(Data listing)
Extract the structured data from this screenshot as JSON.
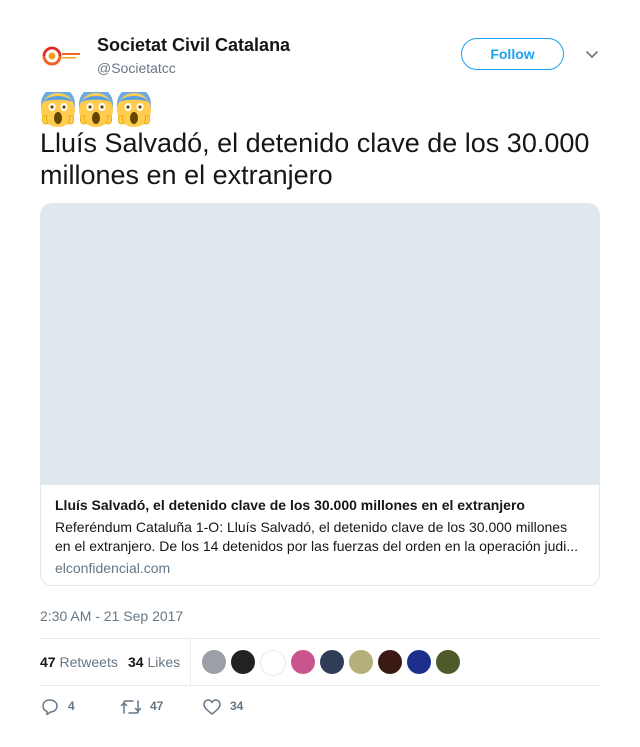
{
  "author": {
    "display_name": "Societat Civil Catalana",
    "handle": "@Societatcc",
    "avatar_icon": "scc-logo"
  },
  "follow_label": "Follow",
  "emojis": [
    "face-screaming-in-fear",
    "face-screaming-in-fear",
    "face-screaming-in-fear"
  ],
  "text": "Lluís Salvadó, el detenido clave de los 30.000 millones en el extranjero",
  "card": {
    "title": "Lluís Salvadó, el detenido clave de los 30.000 millones en el extranjero",
    "description": "Referéndum Cataluña 1-O: Lluís Salvadó, el detenido clave de los 30.000 millones en el extranjero. De los 14 detenidos por las fuerzas del orden en la operación judi...",
    "domain": "elconfidencial.com"
  },
  "timestamp": "2:30 AM - 21 Sep 2017",
  "stats": {
    "retweets_count": "47",
    "retweets_label": "Retweets",
    "likes_count": "34",
    "likes_label": "Likes"
  },
  "liker_avatars": [
    {
      "name": "liker-avatar-1",
      "color": "#9aa0a6"
    },
    {
      "name": "liker-avatar-2",
      "color": "#222222"
    },
    {
      "name": "liker-avatar-3",
      "color": "#ffffff"
    },
    {
      "name": "liker-avatar-4",
      "color": "#c9558f"
    },
    {
      "name": "liker-avatar-5",
      "color": "#2f3d57"
    },
    {
      "name": "liker-avatar-6",
      "color": "#b5b07a"
    },
    {
      "name": "liker-avatar-7",
      "color": "#3a1a12"
    },
    {
      "name": "liker-avatar-8",
      "color": "#1c2f8c"
    },
    {
      "name": "liker-avatar-9",
      "color": "#4f5a2a"
    }
  ],
  "actions": {
    "reply_count": "4",
    "retweet_count": "47",
    "like_count": "34"
  },
  "colors": {
    "accent": "#1da1f2",
    "secondary_text": "#657786",
    "border": "#e1e8ed"
  }
}
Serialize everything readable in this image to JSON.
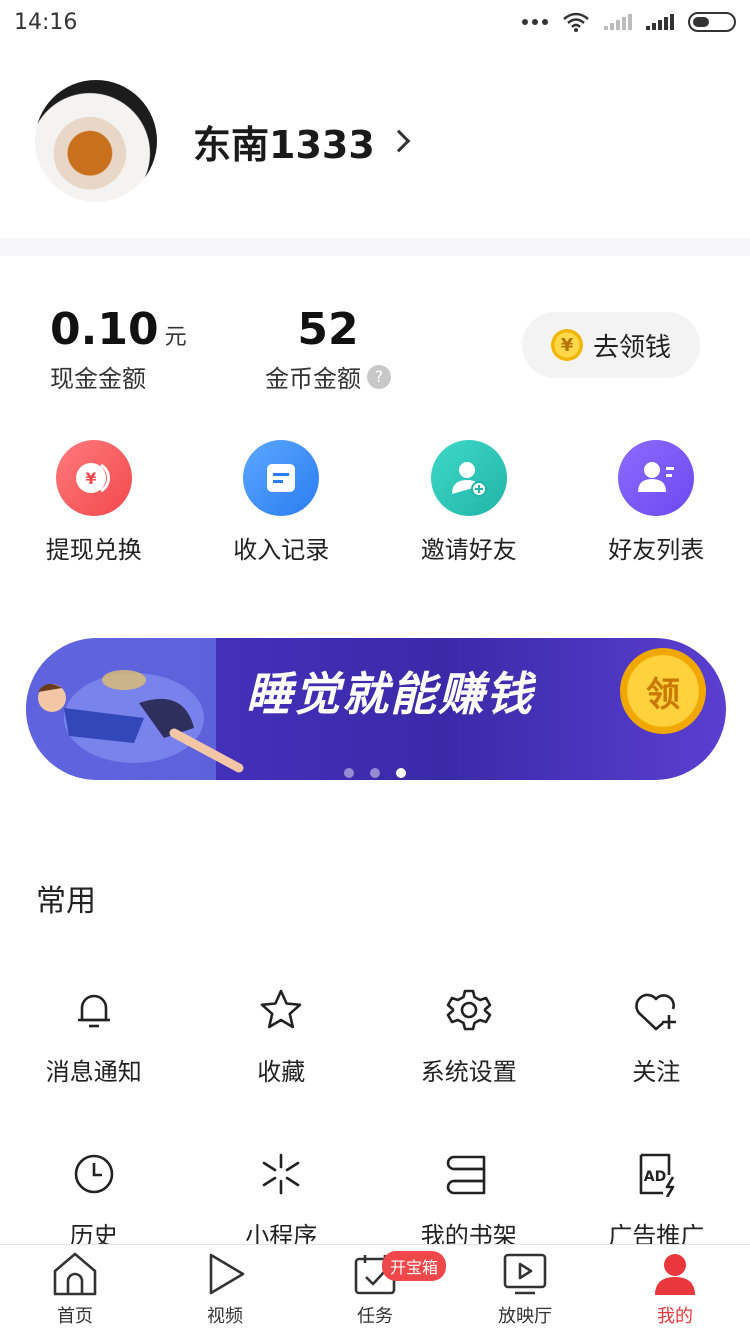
{
  "status_bar": {
    "time": "14:16"
  },
  "profile": {
    "username": "东南1333"
  },
  "wallet": {
    "cash_amount": "0.10",
    "cash_unit": "元",
    "cash_label": "现金金额",
    "coin_amount": "52",
    "coin_label": "金币金额",
    "help_symbol": "?",
    "get_money_label": "去领钱",
    "coin_symbol": "¥"
  },
  "quick_actions": [
    {
      "label": "提现兑换",
      "icon": "withdraw-icon",
      "color": "#f2484e"
    },
    {
      "label": "收入记录",
      "icon": "income-record-icon",
      "color": "#2b7cf0"
    },
    {
      "label": "邀请好友",
      "icon": "invite-friend-icon",
      "color": "#1fb5a8"
    },
    {
      "label": "好友列表",
      "icon": "friend-list-icon",
      "color": "#6b48f0"
    }
  ],
  "banner": {
    "text": "睡觉就能赚钱",
    "coin_text": "领",
    "slide_count": 3,
    "active_slide": 3
  },
  "common": {
    "title": "常用",
    "items": [
      {
        "label": "消息通知",
        "icon": "bell-icon"
      },
      {
        "label": "收藏",
        "icon": "star-icon"
      },
      {
        "label": "系统设置",
        "icon": "gear-icon"
      },
      {
        "label": "关注",
        "icon": "heart-plus-icon"
      },
      {
        "label": "历史",
        "icon": "clock-icon"
      },
      {
        "label": "小程序",
        "icon": "mini-program-icon"
      },
      {
        "label": "我的书架",
        "icon": "bookshelf-icon"
      },
      {
        "label": "广告推广",
        "icon": "ad-icon"
      }
    ]
  },
  "tabbar": {
    "items": [
      {
        "label": "首页",
        "icon": "home-icon"
      },
      {
        "label": "视频",
        "icon": "play-icon"
      },
      {
        "label": "任务",
        "icon": "task-icon",
        "badge": "开宝箱"
      },
      {
        "label": "放映厅",
        "icon": "cinema-icon"
      },
      {
        "label": "我的",
        "icon": "profile-icon",
        "active": true
      }
    ]
  },
  "colors": {
    "accent": "#e8383d"
  }
}
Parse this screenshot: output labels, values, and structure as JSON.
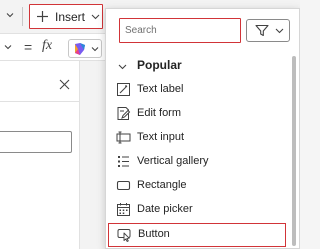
{
  "toolbar": {
    "insert_label": "Insert"
  },
  "formula_bar": {
    "equals": "=",
    "fx": "fx"
  },
  "dropdown": {
    "search": {
      "placeholder": "Search",
      "value": ""
    },
    "section_title": "Popular",
    "items": [
      {
        "label": "Text label",
        "icon": "text-label-icon"
      },
      {
        "label": "Edit form",
        "icon": "edit-form-icon"
      },
      {
        "label": "Text input",
        "icon": "text-input-icon"
      },
      {
        "label": "Vertical gallery",
        "icon": "vertical-gallery-icon"
      },
      {
        "label": "Rectangle",
        "icon": "rectangle-icon"
      },
      {
        "label": "Date picker",
        "icon": "date-picker-icon"
      },
      {
        "label": "Button",
        "icon": "button-icon"
      }
    ]
  },
  "colors": {
    "highlight": "#d13438",
    "text": "#242424",
    "border": "#8a8a8a"
  }
}
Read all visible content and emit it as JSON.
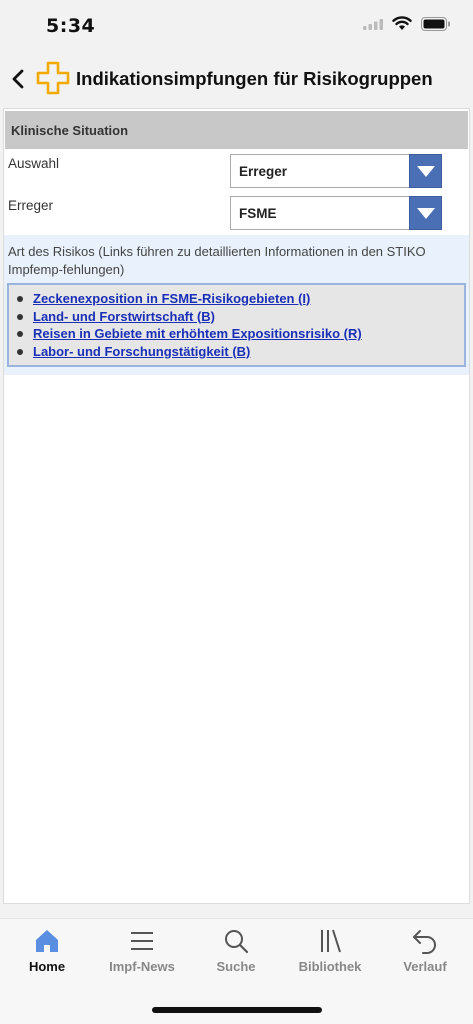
{
  "status": {
    "time": "5:34"
  },
  "nav": {
    "title": "Indikationsimpfungen für Risikogruppen"
  },
  "section": {
    "heading": "Klinische Situation"
  },
  "form": {
    "auswahl_label": "Auswahl",
    "auswahl_value": "Erreger",
    "erreger_label": "Erreger",
    "erreger_value": "FSME"
  },
  "risk": {
    "title": "Art des Risikos (Links führen zu detaillierten Informationen in den STIKO Impfemp-fehlungen)",
    "items": [
      "Zeckenexposition in FSME-Risikogebieten (I)",
      "Land- und Forstwirtschaft (B)",
      "Reisen in Gebiete mit erhöhtem Expositionsrisiko (R)",
      "Labor- und Forschungstätigkeit (B)"
    ]
  },
  "tabs": [
    {
      "label": "Home",
      "icon": "home-icon",
      "active": true
    },
    {
      "label": "Impf-News",
      "icon": "menu-lines-icon",
      "active": false
    },
    {
      "label": "Suche",
      "icon": "search-icon",
      "active": false
    },
    {
      "label": "Bibliothek",
      "icon": "library-icon",
      "active": false
    },
    {
      "label": "Verlauf",
      "icon": "undo-arrow-icon",
      "active": false
    }
  ],
  "colors": {
    "accent": "#f2a900",
    "select_button": "#4a6fb5",
    "link": "#1a2fb8",
    "tab_active": "#5a8ee0"
  }
}
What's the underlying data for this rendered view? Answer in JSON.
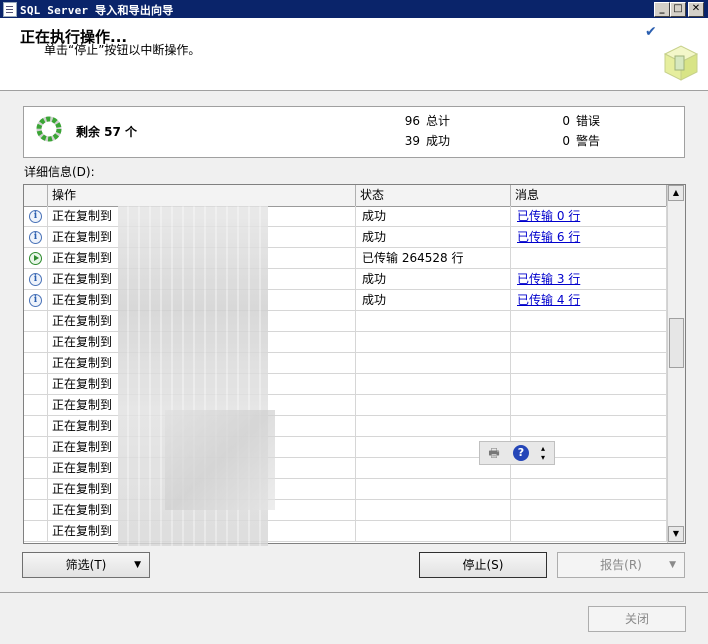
{
  "window": {
    "title": "SQL Server 导入和导出向导",
    "controls": [
      "_",
      "□",
      "✕"
    ]
  },
  "header": {
    "title": "正在执行操作...",
    "subtitle": "单击“停止”按钮以中断操作。"
  },
  "progress": {
    "remaining": "剩余 57 个",
    "total_num": "96",
    "total_label": "总计",
    "success_num": "39",
    "success_label": "成功",
    "error_num": "0",
    "error_label": "错误",
    "warning_num": "0",
    "warning_label": "警告"
  },
  "details_label": "详细信息(D):",
  "grid": {
    "columns": [
      "操作",
      "状态",
      "消息"
    ],
    "rows": [
      {
        "icon": "info",
        "action": "正在复制到",
        "status": "成功",
        "message": "已传输 0 行"
      },
      {
        "icon": "info",
        "action": "正在复制到",
        "status": "成功",
        "message": "已传输 6 行"
      },
      {
        "icon": "running",
        "action": "正在复制到",
        "status": "已传输 264528 行",
        "message": ""
      },
      {
        "icon": "info",
        "action": "正在复制到",
        "status": "成功",
        "message": "已传输 3 行"
      },
      {
        "icon": "info",
        "action": "正在复制到",
        "status": "成功",
        "message": "已传输 4 行"
      },
      {
        "icon": "",
        "action": "正在复制到",
        "status": "",
        "message": ""
      },
      {
        "icon": "",
        "action": "正在复制到",
        "status": "",
        "message": ""
      },
      {
        "icon": "",
        "action": "正在复制到",
        "status": "",
        "message": ""
      },
      {
        "icon": "",
        "action": "正在复制到",
        "status": "",
        "message": ""
      },
      {
        "icon": "",
        "action": "正在复制到",
        "status": "",
        "message": ""
      },
      {
        "icon": "",
        "action": "正在复制到",
        "status": "",
        "message": ""
      },
      {
        "icon": "",
        "action": "正在复制到",
        "status": "",
        "message": ""
      },
      {
        "icon": "",
        "action": "正在复制到",
        "status": "",
        "message": ""
      },
      {
        "icon": "",
        "action": "正在复制到",
        "status": "",
        "message": ""
      },
      {
        "icon": "",
        "action": "正在复制到",
        "status": "",
        "message": ""
      },
      {
        "icon": "",
        "action": "正在复制到",
        "status": "",
        "message": ""
      }
    ]
  },
  "buttons": {
    "filter": "筛选(T)",
    "stop": "停止(S)",
    "report": "报告(R)",
    "close": "关闭"
  },
  "colors": {
    "titlebar": "#0a246a",
    "link": "#0000cc"
  }
}
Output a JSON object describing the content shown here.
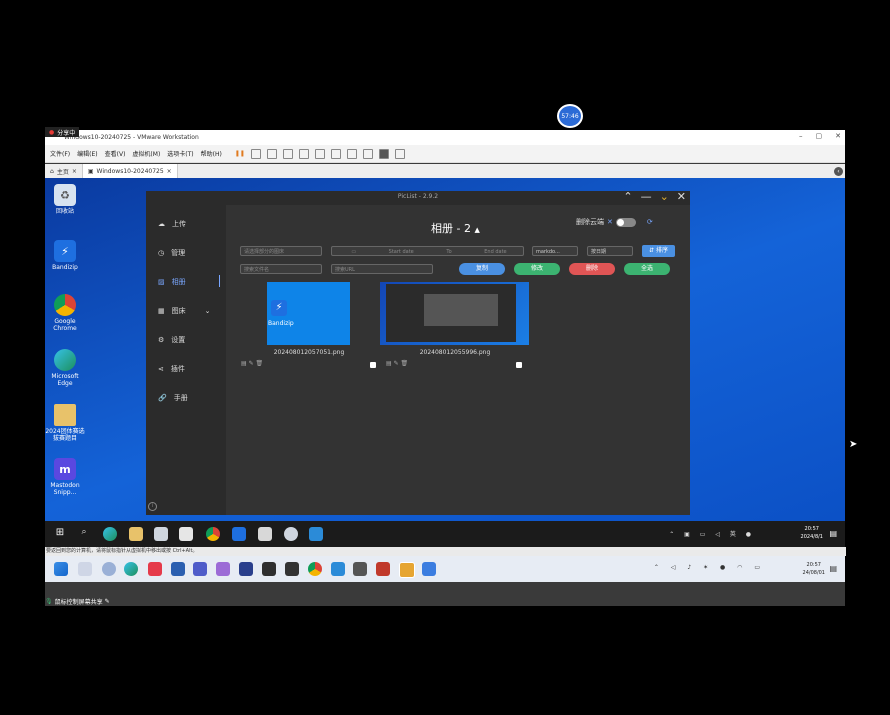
{
  "recording": {
    "time": "57:46"
  },
  "share": {
    "label": "分享中"
  },
  "vmware": {
    "title": "Windows10-20240725 - VMware Workstation",
    "menus": [
      "文件(F)",
      "编辑(E)",
      "查看(V)",
      "虚拟机(M)",
      "选项卡(T)",
      "帮助(H)"
    ],
    "tabs": [
      {
        "label": "主页"
      },
      {
        "label": "Windows10-20240725"
      }
    ],
    "status_text": "要返回到您的计算机，请将鼠标指针从虚拟机中移出或按 Ctrl+Alt。"
  },
  "desktop": {
    "icons": [
      {
        "label": "回收站",
        "name": "recycle-bin"
      },
      {
        "label": "Bandizip",
        "name": "bandizip"
      },
      {
        "label": "Google Chrome",
        "name": "google-chrome"
      },
      {
        "label": "Microsoft Edge",
        "name": "microsoft-edge"
      },
      {
        "label": "2024团体赛选拔赛题目",
        "name": "folder"
      },
      {
        "label": "Mastodon Snipp...",
        "name": "mastodon"
      }
    ]
  },
  "picgo": {
    "title": "PicList - 2.9.2",
    "heading": "相册 - 2",
    "delete_cloud_label": "删除云端",
    "nav": [
      {
        "label": "上传",
        "icon": "upload-icon"
      },
      {
        "label": "管理",
        "icon": "manage-icon"
      },
      {
        "label": "相册",
        "icon": "gallery-icon"
      },
      {
        "label": "图床",
        "icon": "grid-icon"
      },
      {
        "label": "设置",
        "icon": "gear-icon"
      },
      {
        "label": "插件",
        "icon": "share-icon"
      },
      {
        "label": "手册",
        "icon": "link-icon"
      }
    ],
    "filters": {
      "bed_placeholder": "请选择部分的图床",
      "start_date": "Start date",
      "to": "To",
      "end_date": "End date",
      "format": "markdo...",
      "sort": "按日期",
      "sort_button": "排序",
      "search_filename": "搜索文件名",
      "search_url": "搜索URL"
    },
    "buttons": {
      "copy": "复制",
      "edit": "修改",
      "delete": "删除",
      "select_all": "全选"
    },
    "images": [
      {
        "filename": "202408012057051.png"
      },
      {
        "filename": "202408012055996.png"
      }
    ]
  },
  "guest_clock": {
    "time": "20:57",
    "date": "2024/8/1"
  },
  "host_clock": {
    "time": "20:57",
    "date": "24/08/01"
  },
  "micbar": {
    "label": "鼠标控制屏幕共享"
  },
  "colors": {
    "blue": "#4a90e2",
    "green": "#3cb371",
    "red": "#e05555",
    "accent": "#1463d8"
  }
}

- **SHORT PROBLEM**
Using the listing above, work out how many of its lines include "input", and give only the result.

- **CORRECT ANSWER**
2